:: Given records
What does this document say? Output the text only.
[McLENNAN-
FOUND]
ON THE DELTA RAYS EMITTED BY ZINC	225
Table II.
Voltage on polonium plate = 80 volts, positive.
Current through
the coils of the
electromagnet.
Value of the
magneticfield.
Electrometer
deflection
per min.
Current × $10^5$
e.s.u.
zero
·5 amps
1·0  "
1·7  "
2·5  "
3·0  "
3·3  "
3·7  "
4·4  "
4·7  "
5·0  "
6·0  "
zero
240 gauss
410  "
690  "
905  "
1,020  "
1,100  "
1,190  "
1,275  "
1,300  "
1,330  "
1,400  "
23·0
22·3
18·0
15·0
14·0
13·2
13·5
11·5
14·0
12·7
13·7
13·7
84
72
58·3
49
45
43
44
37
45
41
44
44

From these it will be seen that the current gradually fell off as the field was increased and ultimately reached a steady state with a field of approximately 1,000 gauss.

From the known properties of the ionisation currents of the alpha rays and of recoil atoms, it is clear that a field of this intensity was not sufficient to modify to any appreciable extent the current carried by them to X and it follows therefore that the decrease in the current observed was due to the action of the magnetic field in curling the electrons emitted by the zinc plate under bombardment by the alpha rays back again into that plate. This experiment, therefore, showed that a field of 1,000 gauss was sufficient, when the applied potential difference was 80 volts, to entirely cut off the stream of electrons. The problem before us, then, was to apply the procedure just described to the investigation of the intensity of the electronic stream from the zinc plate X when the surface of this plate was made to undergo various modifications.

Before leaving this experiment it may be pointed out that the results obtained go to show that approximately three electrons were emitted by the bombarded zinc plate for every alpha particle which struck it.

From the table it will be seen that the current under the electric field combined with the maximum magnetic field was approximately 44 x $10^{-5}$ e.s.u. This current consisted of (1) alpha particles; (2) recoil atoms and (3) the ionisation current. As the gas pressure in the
::::
:: Given records
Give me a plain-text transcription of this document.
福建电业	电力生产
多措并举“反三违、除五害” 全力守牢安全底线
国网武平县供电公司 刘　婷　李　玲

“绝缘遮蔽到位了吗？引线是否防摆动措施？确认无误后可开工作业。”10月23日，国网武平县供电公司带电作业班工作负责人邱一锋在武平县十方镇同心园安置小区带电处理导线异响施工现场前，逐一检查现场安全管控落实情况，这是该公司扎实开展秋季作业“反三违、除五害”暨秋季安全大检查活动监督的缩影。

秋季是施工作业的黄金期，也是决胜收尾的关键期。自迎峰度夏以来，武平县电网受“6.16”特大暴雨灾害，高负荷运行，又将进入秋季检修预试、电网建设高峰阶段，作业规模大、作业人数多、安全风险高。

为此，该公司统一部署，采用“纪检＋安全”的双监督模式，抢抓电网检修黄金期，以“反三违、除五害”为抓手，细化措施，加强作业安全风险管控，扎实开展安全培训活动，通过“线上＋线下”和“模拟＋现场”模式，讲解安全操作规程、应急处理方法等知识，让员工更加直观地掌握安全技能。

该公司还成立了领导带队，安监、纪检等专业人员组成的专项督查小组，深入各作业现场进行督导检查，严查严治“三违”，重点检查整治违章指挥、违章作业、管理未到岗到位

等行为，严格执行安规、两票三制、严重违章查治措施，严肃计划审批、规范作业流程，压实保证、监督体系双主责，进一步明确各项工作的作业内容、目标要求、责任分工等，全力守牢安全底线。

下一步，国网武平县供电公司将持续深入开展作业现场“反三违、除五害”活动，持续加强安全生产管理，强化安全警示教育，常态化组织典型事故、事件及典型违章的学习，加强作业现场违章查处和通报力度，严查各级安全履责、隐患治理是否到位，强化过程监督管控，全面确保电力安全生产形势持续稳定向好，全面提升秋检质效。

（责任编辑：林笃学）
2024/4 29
::::
:: Given records
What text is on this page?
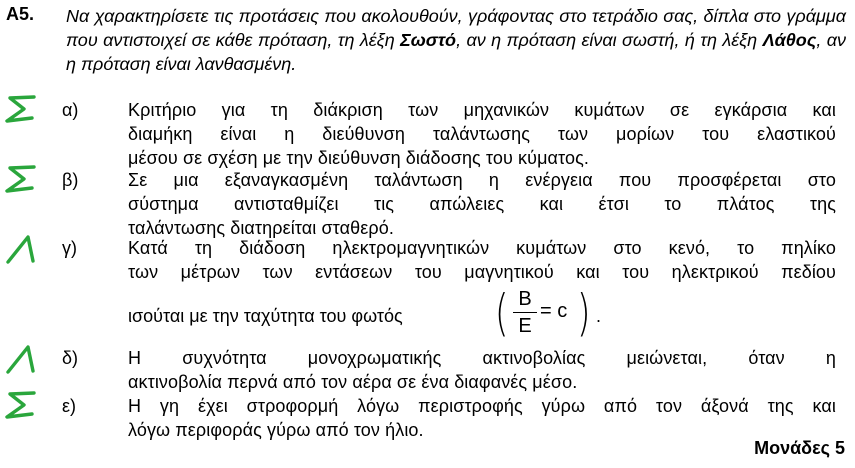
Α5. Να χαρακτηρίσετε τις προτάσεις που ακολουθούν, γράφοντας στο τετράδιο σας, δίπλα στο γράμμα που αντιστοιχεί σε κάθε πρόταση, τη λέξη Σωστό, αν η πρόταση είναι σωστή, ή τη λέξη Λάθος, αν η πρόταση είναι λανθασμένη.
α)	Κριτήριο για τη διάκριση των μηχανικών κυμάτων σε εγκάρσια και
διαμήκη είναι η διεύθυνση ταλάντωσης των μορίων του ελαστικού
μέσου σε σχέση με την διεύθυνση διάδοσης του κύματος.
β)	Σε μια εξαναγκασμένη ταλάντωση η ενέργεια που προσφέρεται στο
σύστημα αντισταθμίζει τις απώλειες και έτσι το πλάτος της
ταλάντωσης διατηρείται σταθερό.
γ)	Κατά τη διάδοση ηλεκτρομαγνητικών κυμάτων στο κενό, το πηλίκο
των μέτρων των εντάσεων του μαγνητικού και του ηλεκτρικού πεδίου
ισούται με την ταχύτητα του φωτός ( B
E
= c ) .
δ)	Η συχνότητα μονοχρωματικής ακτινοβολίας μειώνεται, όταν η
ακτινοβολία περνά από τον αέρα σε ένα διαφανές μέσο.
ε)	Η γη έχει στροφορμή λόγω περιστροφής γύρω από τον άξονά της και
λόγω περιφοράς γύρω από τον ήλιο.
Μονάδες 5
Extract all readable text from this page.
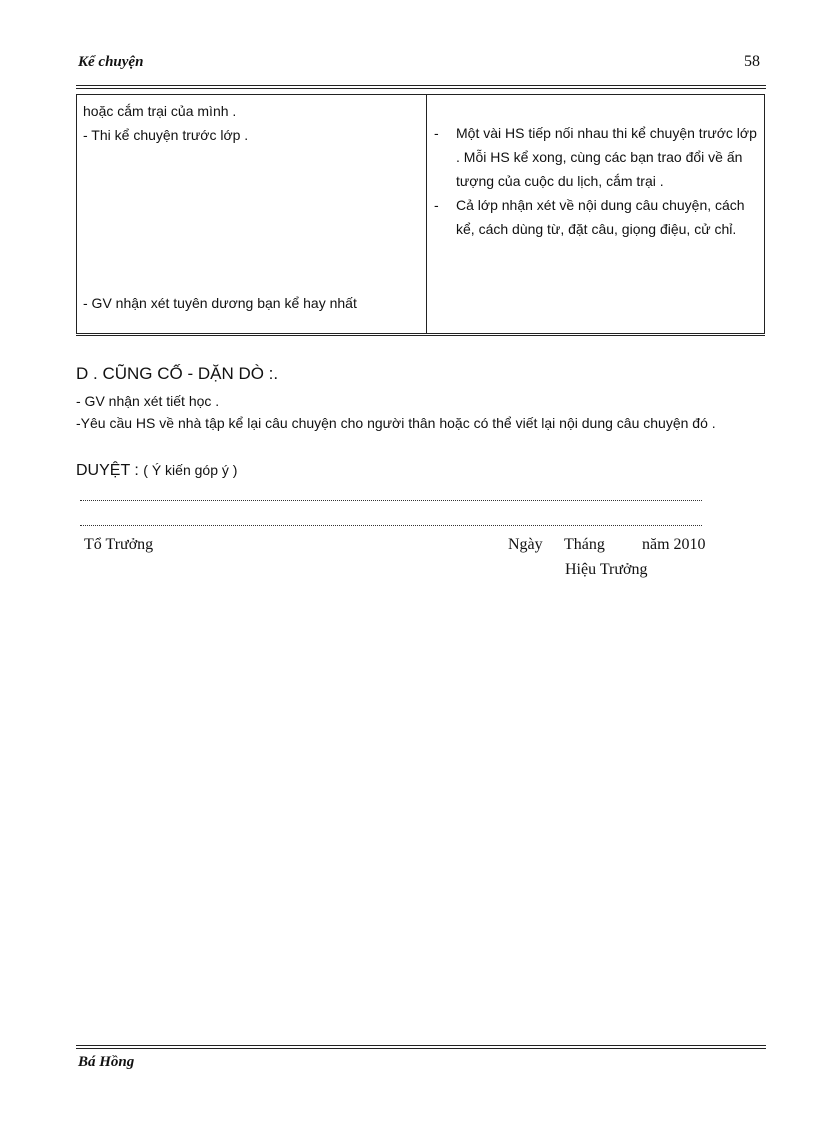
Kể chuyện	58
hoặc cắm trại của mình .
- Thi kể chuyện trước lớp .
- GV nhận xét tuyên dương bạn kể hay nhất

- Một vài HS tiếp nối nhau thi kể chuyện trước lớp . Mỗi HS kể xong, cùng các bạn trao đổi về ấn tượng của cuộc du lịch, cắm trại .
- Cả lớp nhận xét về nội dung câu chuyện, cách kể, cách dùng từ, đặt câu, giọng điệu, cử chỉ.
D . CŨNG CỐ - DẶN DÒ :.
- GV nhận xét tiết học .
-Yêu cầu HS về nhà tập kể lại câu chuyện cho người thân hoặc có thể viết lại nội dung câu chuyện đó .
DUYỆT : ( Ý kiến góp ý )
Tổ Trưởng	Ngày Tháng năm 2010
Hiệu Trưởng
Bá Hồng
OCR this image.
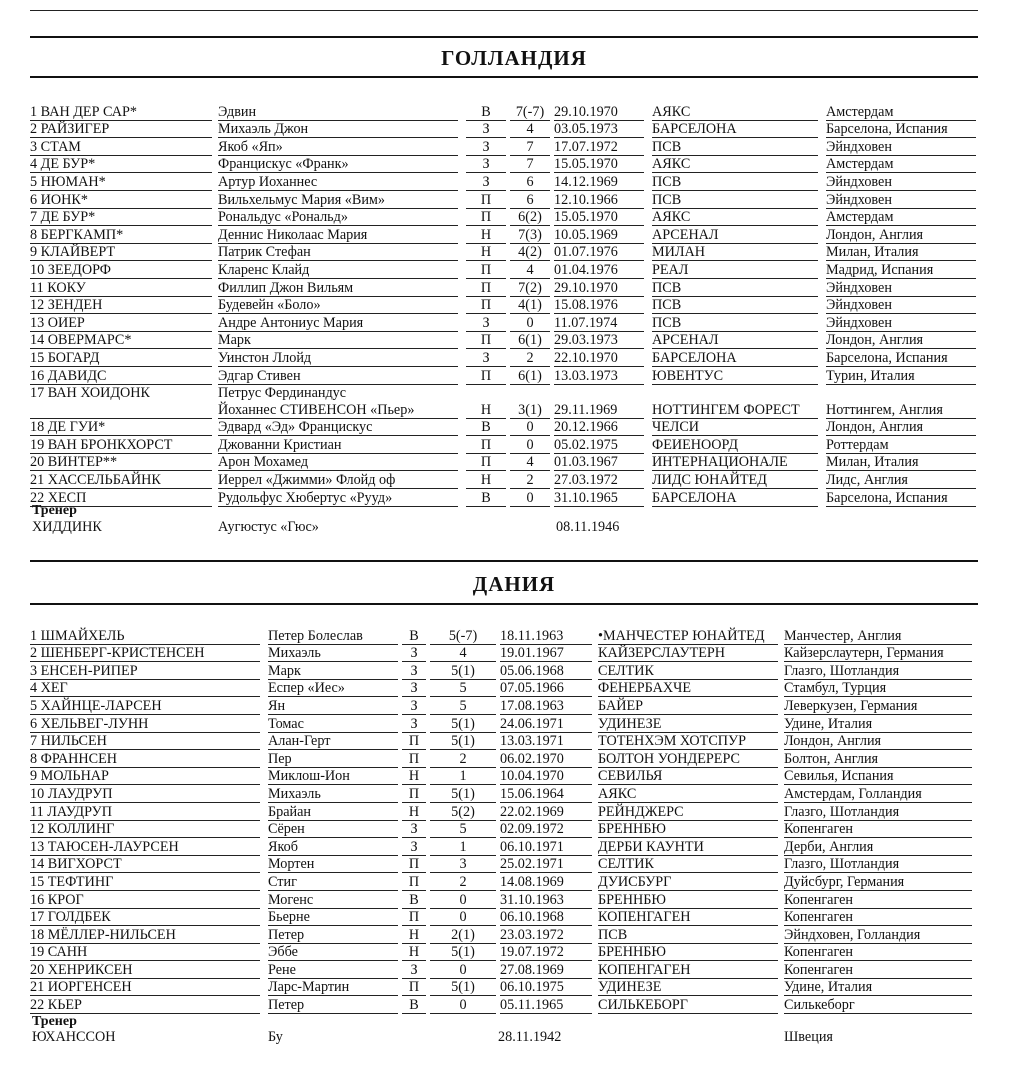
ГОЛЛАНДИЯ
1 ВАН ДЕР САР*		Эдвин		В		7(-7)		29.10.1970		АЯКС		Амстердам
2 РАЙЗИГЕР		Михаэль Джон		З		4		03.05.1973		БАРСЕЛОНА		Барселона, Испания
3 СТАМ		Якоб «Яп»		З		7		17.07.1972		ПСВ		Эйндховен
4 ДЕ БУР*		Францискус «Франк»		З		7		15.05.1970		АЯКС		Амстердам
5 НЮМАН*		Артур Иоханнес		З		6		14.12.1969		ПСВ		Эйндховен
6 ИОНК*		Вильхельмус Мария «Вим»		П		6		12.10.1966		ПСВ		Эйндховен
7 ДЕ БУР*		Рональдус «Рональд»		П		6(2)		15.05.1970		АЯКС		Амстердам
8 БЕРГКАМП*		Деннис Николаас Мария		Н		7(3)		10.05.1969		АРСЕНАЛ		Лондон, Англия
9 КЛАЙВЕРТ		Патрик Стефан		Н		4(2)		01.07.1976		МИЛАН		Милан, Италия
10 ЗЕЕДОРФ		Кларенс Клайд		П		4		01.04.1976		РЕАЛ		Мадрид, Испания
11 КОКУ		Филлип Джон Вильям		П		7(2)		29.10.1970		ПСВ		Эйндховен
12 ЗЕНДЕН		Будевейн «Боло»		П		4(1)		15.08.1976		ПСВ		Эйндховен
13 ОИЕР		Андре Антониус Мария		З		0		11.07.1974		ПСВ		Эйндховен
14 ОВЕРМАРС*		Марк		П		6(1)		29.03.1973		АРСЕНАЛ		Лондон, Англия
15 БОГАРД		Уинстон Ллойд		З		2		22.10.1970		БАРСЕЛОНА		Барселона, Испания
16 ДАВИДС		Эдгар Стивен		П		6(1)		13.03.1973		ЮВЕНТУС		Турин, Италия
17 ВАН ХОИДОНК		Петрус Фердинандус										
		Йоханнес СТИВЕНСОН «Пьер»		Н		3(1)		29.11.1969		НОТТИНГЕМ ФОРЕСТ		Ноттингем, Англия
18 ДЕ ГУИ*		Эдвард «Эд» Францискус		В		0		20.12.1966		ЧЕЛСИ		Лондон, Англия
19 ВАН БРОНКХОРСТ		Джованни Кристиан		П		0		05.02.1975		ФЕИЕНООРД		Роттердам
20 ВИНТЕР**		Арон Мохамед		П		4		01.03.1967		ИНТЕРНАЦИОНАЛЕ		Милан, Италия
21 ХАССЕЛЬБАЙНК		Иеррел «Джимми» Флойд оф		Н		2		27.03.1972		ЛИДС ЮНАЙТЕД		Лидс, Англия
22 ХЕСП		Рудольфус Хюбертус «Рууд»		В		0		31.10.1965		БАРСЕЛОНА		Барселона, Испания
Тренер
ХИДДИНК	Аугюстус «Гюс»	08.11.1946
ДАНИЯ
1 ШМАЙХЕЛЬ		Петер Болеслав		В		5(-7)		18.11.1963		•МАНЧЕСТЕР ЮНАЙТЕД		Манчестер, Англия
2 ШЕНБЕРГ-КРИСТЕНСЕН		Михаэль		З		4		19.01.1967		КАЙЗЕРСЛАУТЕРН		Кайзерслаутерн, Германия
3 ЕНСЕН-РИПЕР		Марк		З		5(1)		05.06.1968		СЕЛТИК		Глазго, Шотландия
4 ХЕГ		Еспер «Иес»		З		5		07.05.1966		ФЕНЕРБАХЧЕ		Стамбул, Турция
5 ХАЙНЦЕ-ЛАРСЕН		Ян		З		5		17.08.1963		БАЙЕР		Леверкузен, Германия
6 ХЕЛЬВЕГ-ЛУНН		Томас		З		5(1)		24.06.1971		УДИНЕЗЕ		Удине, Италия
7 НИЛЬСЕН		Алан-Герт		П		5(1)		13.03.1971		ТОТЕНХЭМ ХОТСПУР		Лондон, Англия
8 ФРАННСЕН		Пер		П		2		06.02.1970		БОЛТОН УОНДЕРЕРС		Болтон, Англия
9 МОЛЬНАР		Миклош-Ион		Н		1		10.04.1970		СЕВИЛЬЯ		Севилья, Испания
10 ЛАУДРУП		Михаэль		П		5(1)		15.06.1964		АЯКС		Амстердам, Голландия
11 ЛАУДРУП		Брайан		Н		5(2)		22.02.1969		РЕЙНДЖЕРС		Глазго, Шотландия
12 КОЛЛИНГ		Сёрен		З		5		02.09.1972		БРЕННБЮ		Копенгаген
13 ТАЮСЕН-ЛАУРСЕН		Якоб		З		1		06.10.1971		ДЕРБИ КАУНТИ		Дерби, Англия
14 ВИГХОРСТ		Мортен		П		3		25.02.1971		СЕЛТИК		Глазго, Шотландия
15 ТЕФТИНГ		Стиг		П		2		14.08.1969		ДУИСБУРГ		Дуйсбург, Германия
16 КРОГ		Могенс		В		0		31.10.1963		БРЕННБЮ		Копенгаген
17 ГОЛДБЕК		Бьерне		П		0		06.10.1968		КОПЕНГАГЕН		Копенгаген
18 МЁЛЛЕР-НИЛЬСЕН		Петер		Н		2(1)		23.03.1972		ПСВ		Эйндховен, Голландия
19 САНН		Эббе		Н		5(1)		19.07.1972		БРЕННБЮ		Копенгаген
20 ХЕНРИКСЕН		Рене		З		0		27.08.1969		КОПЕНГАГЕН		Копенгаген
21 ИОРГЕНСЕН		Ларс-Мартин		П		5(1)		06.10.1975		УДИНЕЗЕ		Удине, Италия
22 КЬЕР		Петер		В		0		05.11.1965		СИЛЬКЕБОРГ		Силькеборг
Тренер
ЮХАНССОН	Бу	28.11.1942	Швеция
::::
▶ Task directions:
From the records above, pull out every line containing the word "Якоб".

▶ Written reply:
3 СТАМ		Якоб «Яп»		З		7		17.07.1972		ПСВ		Эйндховен
13 ТАЮСЕН-ЛАУРСЕН		Якоб		З		1		06.10.1971		ДЕРБИ КАУНТИ		Дерби, Англия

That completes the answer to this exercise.